** START Record list **
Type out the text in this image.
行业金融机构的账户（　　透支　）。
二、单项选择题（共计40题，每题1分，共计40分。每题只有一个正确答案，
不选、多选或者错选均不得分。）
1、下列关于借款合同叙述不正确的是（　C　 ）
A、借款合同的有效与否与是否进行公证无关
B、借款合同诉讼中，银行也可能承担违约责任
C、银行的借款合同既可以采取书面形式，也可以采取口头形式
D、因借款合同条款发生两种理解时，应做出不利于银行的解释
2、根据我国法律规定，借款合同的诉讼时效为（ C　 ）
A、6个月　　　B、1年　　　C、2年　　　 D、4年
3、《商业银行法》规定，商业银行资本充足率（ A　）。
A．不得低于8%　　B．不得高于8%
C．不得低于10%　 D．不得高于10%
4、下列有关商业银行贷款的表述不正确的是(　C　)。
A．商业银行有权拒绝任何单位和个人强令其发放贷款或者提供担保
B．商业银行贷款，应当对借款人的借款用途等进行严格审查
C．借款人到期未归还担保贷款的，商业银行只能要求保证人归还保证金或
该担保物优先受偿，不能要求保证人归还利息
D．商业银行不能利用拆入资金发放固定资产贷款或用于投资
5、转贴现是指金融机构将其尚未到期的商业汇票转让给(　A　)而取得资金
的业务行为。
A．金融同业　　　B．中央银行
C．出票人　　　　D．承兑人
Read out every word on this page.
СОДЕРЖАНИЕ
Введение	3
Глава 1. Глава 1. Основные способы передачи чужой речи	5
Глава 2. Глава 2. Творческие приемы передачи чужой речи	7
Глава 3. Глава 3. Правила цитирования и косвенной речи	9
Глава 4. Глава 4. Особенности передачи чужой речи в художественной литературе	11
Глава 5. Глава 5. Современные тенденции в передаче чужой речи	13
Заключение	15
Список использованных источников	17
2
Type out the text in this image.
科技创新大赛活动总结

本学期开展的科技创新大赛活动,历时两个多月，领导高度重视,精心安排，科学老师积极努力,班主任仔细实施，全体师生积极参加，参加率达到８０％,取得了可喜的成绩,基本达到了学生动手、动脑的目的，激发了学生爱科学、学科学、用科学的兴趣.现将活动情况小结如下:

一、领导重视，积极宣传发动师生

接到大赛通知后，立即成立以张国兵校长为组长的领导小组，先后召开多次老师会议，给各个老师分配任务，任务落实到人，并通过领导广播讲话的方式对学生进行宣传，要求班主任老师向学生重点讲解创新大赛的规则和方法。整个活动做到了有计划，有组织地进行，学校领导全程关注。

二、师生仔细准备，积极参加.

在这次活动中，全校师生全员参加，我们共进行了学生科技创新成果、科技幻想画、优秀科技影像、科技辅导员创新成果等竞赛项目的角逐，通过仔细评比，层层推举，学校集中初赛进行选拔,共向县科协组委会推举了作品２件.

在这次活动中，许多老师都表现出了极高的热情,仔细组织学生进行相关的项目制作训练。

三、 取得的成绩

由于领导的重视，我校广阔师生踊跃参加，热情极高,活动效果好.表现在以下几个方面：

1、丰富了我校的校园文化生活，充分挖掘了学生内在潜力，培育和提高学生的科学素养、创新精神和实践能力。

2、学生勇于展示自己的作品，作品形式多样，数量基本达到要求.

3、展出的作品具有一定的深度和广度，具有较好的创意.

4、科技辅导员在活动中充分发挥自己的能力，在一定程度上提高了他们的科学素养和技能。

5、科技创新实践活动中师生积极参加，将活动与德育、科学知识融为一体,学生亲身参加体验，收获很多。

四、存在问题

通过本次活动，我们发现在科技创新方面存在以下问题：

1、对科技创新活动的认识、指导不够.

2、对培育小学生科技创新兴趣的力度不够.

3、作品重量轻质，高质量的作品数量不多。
** END Record list **
### What is expected
Above are some records; repeat all of them exactly.

### Result of this exercise
Type out the text in this image.
行业金融机构的账户（　　透支　）。
二、单项选择题（共计40题，每题1分，共计40分。每题只有一个正确答案，
不选、多选或者错选均不得分。）
1、下列关于借款合同叙述不正确的是（　C　 ）
A、借款合同的有效与否与是否进行公证无关
B、借款合同诉讼中，银行也可能承担违约责任
C、银行的借款合同既可以采取书面形式，也可以采取口头形式
D、因借款合同条款发生两种理解时，应做出不利于银行的解释
2、根据我国法律规定，借款合同的诉讼时效为（ C　 ）
A、6个月　　　B、1年　　　C、2年　　　 D、4年
3、《商业银行法》规定，商业银行资本充足率（ A　）。
A．不得低于8%　　B．不得高于8%
C．不得低于10%　 D．不得高于10%
4、下列有关商业银行贷款的表述不正确的是(　C　)。
A．商业银行有权拒绝任何单位和个人强令其发放贷款或者提供担保
B．商业银行贷款，应当对借款人的借款用途等进行严格审查
C．借款人到期未归还担保贷款的，商业银行只能要求保证人归还保证金或
该担保物优先受偿，不能要求保证人归还利息
D．商业银行不能利用拆入资金发放固定资产贷款或用于投资
5、转贴现是指金融机构将其尚未到期的商业汇票转让给(　A　)而取得资金
的业务行为。
A．金融同业　　　B．中央银行
C．出票人　　　　D．承兑人
Read out every word on this page.
СОДЕРЖАНИЕ
Введение	3
Глава 1. Глава 1. Основные способы передачи чужой речи	5
Глава 2. Глава 2. Творческие приемы передачи чужой речи	7
Глава 3. Глава 3. Правила цитирования и косвенной речи	9
Глава 4. Глава 4. Особенности передачи чужой речи в художественной литературе	11
Глава 5. Глава 5. Современные тенденции в передаче чужой речи	13
Заключение	15
Список использованных источников	17
2
Type out the text in this image.
科技创新大赛活动总结

本学期开展的科技创新大赛活动,历时两个多月，领导高度重视,精心安排，科学老师积极努力,班主任仔细实施，全体师生积极参加，参加率达到８０％,取得了可喜的成绩,基本达到了学生动手、动脑的目的，激发了学生爱科学、学科学、用科学的兴趣.现将活动情况小结如下:

一、领导重视，积极宣传发动师生

接到大赛通知后，立即成立以张国兵校长为组长的领导小组，先后召开多次老师会议，给各个老师分配任务，任务落实到人，并通过领导广播讲话的方式对学生进行宣传，要求班主任老师向学生重点讲解创新大赛的规则和方法。整个活动做到了有计划，有组织地进行，学校领导全程关注。

二、师生仔细准备，积极参加.

在这次活动中，全校师生全员参加，我们共进行了学生科技创新成果、科技幻想画、优秀科技影像、科技辅导员创新成果等竞赛项目的角逐，通过仔细评比，层层推举，学校集中初赛进行选拔,共向县科协组委会推举了作品２件.

在这次活动中，许多老师都表现出了极高的热情,仔细组织学生进行相关的项目制作训练。

三、 取得的成绩

由于领导的重视，我校广阔师生踊跃参加，热情极高,活动效果好.表现在以下几个方面：

1、丰富了我校的校园文化生活，充分挖掘了学生内在潜力，培育和提高学生的科学素养、创新精神和实践能力。

2、学生勇于展示自己的作品，作品形式多样，数量基本达到要求.

3、展出的作品具有一定的深度和广度，具有较好的创意.

4、科技辅导员在活动中充分发挥自己的能力，在一定程度上提高了他们的科学素养和技能。

5、科技创新实践活动中师生积极参加，将活动与德育、科学知识融为一体,学生亲身参加体验，收获很多。

四、存在问题

通过本次活动，我们发现在科技创新方面存在以下问题：

1、对科技创新活动的认识、指导不够.

2、对培育小学生科技创新兴趣的力度不够.

3、作品重量轻质，高质量的作品数量不多。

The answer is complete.